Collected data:
------------------------------------------------------------------------

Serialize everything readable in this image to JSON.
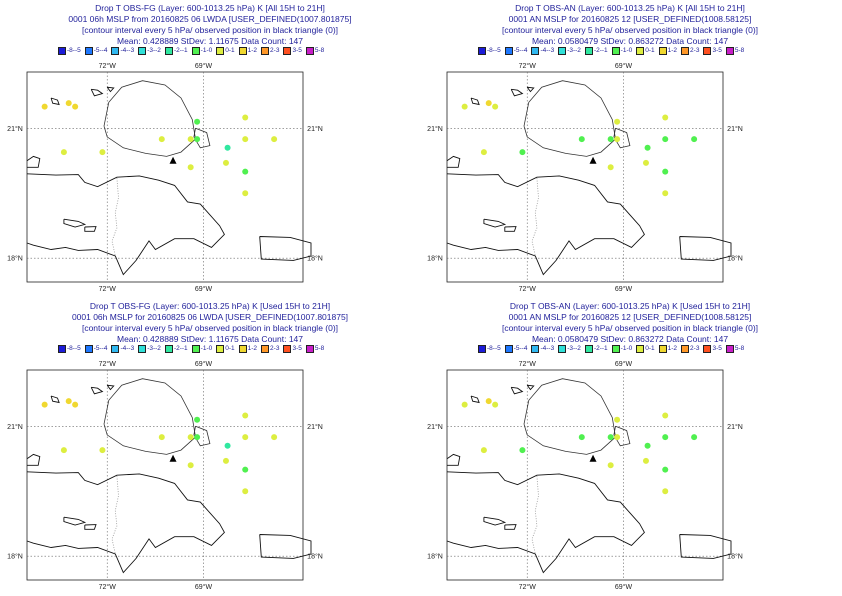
{
  "colors": {
    "header_text": "#1f1f9a",
    "land": "#ffffff",
    "coast": "#111111",
    "grid": "#666666",
    "triangle": "#000000"
  },
  "legend": [
    {
      "label": "-8--5",
      "color": "#1c1cd8"
    },
    {
      "label": "-5--4",
      "color": "#1e78ff"
    },
    {
      "label": "-4--3",
      "color": "#30b8f0"
    },
    {
      "label": "-3--2",
      "color": "#30e0d8"
    },
    {
      "label": "-2--1",
      "color": "#30e8a0"
    },
    {
      "label": "-1-0",
      "color": "#50f050"
    },
    {
      "label": "0-1",
      "color": "#ddee40"
    },
    {
      "label": "1-2",
      "color": "#f0d830"
    },
    {
      "label": "2-3",
      "color": "#ff9828"
    },
    {
      "label": "3-5",
      "color": "#ff5020"
    },
    {
      "label": "5-8",
      "color": "#c81ec8"
    }
  ],
  "axes": {
    "lon_labels": [
      "72°W",
      "69°W"
    ],
    "lat_labels": [
      "21°N",
      "18°N"
    ]
  },
  "panels": [
    {
      "id": "fg-all",
      "title": "Drop T OBS-FG (Layer: 600-1013.25 hPa) K [All 15H to 21H]",
      "line2": "0001 06h MSLP from 20160825 06 LWDA [USER_DEFINED(1007.801875]",
      "line3": "[contour interval every 5 hPa/ observed position in black triangle (0)]",
      "stats": "Mean: 0.428889 StDev: 1.11675 Data Count: 147",
      "obs": [
        {
          "lon": -73.95,
          "lat": 21.5,
          "color": "#f0d830"
        },
        {
          "lon": -73.0,
          "lat": 21.5,
          "color": "#f0d830"
        },
        {
          "lon": -73.2,
          "lat": 21.58,
          "color": "#f0d830"
        },
        {
          "lon": -73.35,
          "lat": 20.45,
          "color": "#ddee40"
        },
        {
          "lon": -72.15,
          "lat": 20.45,
          "color": "#ddee40"
        },
        {
          "lon": -69.2,
          "lat": 21.15,
          "color": "#50f050"
        },
        {
          "lon": -69.2,
          "lat": 20.75,
          "color": "#50f050"
        },
        {
          "lon": -70.3,
          "lat": 20.75,
          "color": "#ddee40"
        },
        {
          "lon": -69.4,
          "lat": 20.75,
          "color": "#ddee40"
        },
        {
          "lon": -67.7,
          "lat": 21.25,
          "color": "#ddee40"
        },
        {
          "lon": -67.7,
          "lat": 20.75,
          "color": "#ddee40"
        },
        {
          "lon": -66.8,
          "lat": 20.75,
          "color": "#ddee40"
        },
        {
          "lon": -68.25,
          "lat": 20.55,
          "color": "#30e8a0"
        },
        {
          "lon": -68.3,
          "lat": 20.2,
          "color": "#ddee40"
        },
        {
          "lon": -69.4,
          "lat": 20.1,
          "color": "#ddee40"
        },
        {
          "lon": -67.7,
          "lat": 20.0,
          "color": "#50f050"
        },
        {
          "lon": -67.7,
          "lat": 19.5,
          "color": "#ddee40"
        }
      ],
      "triangle": {
        "lon": -69.95,
        "lat": 20.25
      }
    },
    {
      "id": "an-all",
      "title": "Drop T OBS-AN (Layer: 600-1013.25 hPa) K [All 15H to 21H]",
      "line2": "0001 AN MSLP for 20160825 12 [USER_DEFINED(1008.58125]",
      "line3": "[contour interval every 5 hPa/ observed position in black triangle (0)]",
      "stats": "Mean: 0.0580479 StDev: 0.863272 Data Count: 147",
      "obs": [
        {
          "lon": -73.95,
          "lat": 21.5,
          "color": "#ddee40"
        },
        {
          "lon": -73.0,
          "lat": 21.5,
          "color": "#ddee40"
        },
        {
          "lon": -73.2,
          "lat": 21.58,
          "color": "#f0d830"
        },
        {
          "lon": -73.35,
          "lat": 20.45,
          "color": "#ddee40"
        },
        {
          "lon": -72.15,
          "lat": 20.45,
          "color": "#50f050"
        },
        {
          "lon": -69.2,
          "lat": 21.15,
          "color": "#ddee40"
        },
        {
          "lon": -69.2,
          "lat": 20.75,
          "color": "#ddee40"
        },
        {
          "lon": -70.3,
          "lat": 20.75,
          "color": "#50f050"
        },
        {
          "lon": -69.4,
          "lat": 20.75,
          "color": "#50f050"
        },
        {
          "lon": -67.7,
          "lat": 21.25,
          "color": "#ddee40"
        },
        {
          "lon": -67.7,
          "lat": 20.75,
          "color": "#50f050"
        },
        {
          "lon": -66.8,
          "lat": 20.75,
          "color": "#50f050"
        },
        {
          "lon": -68.25,
          "lat": 20.55,
          "color": "#50f050"
        },
        {
          "lon": -68.3,
          "lat": 20.2,
          "color": "#ddee40"
        },
        {
          "lon": -69.4,
          "lat": 20.1,
          "color": "#ddee40"
        },
        {
          "lon": -67.7,
          "lat": 20.0,
          "color": "#50f050"
        },
        {
          "lon": -67.7,
          "lat": 19.5,
          "color": "#ddee40"
        }
      ],
      "triangle": {
        "lon": -69.95,
        "lat": 20.25
      }
    },
    {
      "id": "fg-used",
      "title": "Drop T OBS-FG (Layer: 600-1013.25 hPa) K [Used 15H to 21H]",
      "line2": "0001 06h MSLP for 20160825 06 LWDA [USER_DEFINED(1007.801875]",
      "line3": "[contour interval every 5 hPa/ observed position in black triangle (0)]",
      "stats": "Mean: 0.428889 StDev: 1.11675 Data Count: 147",
      "obs": [
        {
          "lon": -73.95,
          "lat": 21.5,
          "color": "#f0d830"
        },
        {
          "lon": -73.0,
          "lat": 21.5,
          "color": "#f0d830"
        },
        {
          "lon": -73.2,
          "lat": 21.58,
          "color": "#f0d830"
        },
        {
          "lon": -73.35,
          "lat": 20.45,
          "color": "#ddee40"
        },
        {
          "lon": -72.15,
          "lat": 20.45,
          "color": "#ddee40"
        },
        {
          "lon": -69.2,
          "lat": 21.15,
          "color": "#50f050"
        },
        {
          "lon": -69.2,
          "lat": 20.75,
          "color": "#50f050"
        },
        {
          "lon": -70.3,
          "lat": 20.75,
          "color": "#ddee40"
        },
        {
          "lon": -69.4,
          "lat": 20.75,
          "color": "#ddee40"
        },
        {
          "lon": -67.7,
          "lat": 21.25,
          "color": "#ddee40"
        },
        {
          "lon": -67.7,
          "lat": 20.75,
          "color": "#ddee40"
        },
        {
          "lon": -66.8,
          "lat": 20.75,
          "color": "#ddee40"
        },
        {
          "lon": -68.25,
          "lat": 20.55,
          "color": "#30e8a0"
        },
        {
          "lon": -68.3,
          "lat": 20.2,
          "color": "#ddee40"
        },
        {
          "lon": -69.4,
          "lat": 20.1,
          "color": "#ddee40"
        },
        {
          "lon": -67.7,
          "lat": 20.0,
          "color": "#50f050"
        },
        {
          "lon": -67.7,
          "lat": 19.5,
          "color": "#ddee40"
        }
      ],
      "triangle": {
        "lon": -69.95,
        "lat": 20.25
      }
    },
    {
      "id": "an-used",
      "title": "Drop T OBS-AN (Layer: 600-1013.25 hPa) K [Used 15H to 21H]",
      "line2": "0001 AN MSLP for 20160825 12 [USER_DEFINED(1008.58125]",
      "line3": "[contour interval every 5 hPa/ observed position in black triangle (0)]",
      "stats": "Mean: 0.0580479 StDev: 0.863272 Data Count: 147",
      "obs": [
        {
          "lon": -73.95,
          "lat": 21.5,
          "color": "#ddee40"
        },
        {
          "lon": -73.0,
          "lat": 21.5,
          "color": "#ddee40"
        },
        {
          "lon": -73.2,
          "lat": 21.58,
          "color": "#f0d830"
        },
        {
          "lon": -73.35,
          "lat": 20.45,
          "color": "#ddee40"
        },
        {
          "lon": -72.15,
          "lat": 20.45,
          "color": "#50f050"
        },
        {
          "lon": -69.2,
          "lat": 21.15,
          "color": "#ddee40"
        },
        {
          "lon": -69.2,
          "lat": 20.75,
          "color": "#ddee40"
        },
        {
          "lon": -70.3,
          "lat": 20.75,
          "color": "#50f050"
        },
        {
          "lon": -69.4,
          "lat": 20.75,
          "color": "#50f050"
        },
        {
          "lon": -67.7,
          "lat": 21.25,
          "color": "#ddee40"
        },
        {
          "lon": -67.7,
          "lat": 20.75,
          "color": "#50f050"
        },
        {
          "lon": -66.8,
          "lat": 20.75,
          "color": "#50f050"
        },
        {
          "lon": -68.25,
          "lat": 20.55,
          "color": "#50f050"
        },
        {
          "lon": -68.3,
          "lat": 20.2,
          "color": "#ddee40"
        },
        {
          "lon": -69.4,
          "lat": 20.1,
          "color": "#ddee40"
        },
        {
          "lon": -67.7,
          "lat": 20.0,
          "color": "#50f050"
        },
        {
          "lon": -67.7,
          "lat": 19.5,
          "color": "#ddee40"
        }
      ],
      "triangle": {
        "lon": -69.95,
        "lat": 20.25
      }
    }
  ]
}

------------------------------------------------------------------------

• [WHAT TO DO]:
In the listing above, find the lines holding the word "title" and copy them.

• [EXPECTED ANSWER]:
      "title": "Drop T OBS-FG (Layer: 600-1013.25 hPa) K [All 15H to 21H]",
      "title": "Drop T OBS-AN (Layer: 600-1013.25 hPa) K [All 15H to 21H]",
      "title": "Drop T OBS-FG (Layer: 600-1013.25 hPa) K [Used 15H to 21H]",
      "title": "Drop T OBS-AN (Layer: 600-1013.25 hPa) K [Used 15H to 21H]",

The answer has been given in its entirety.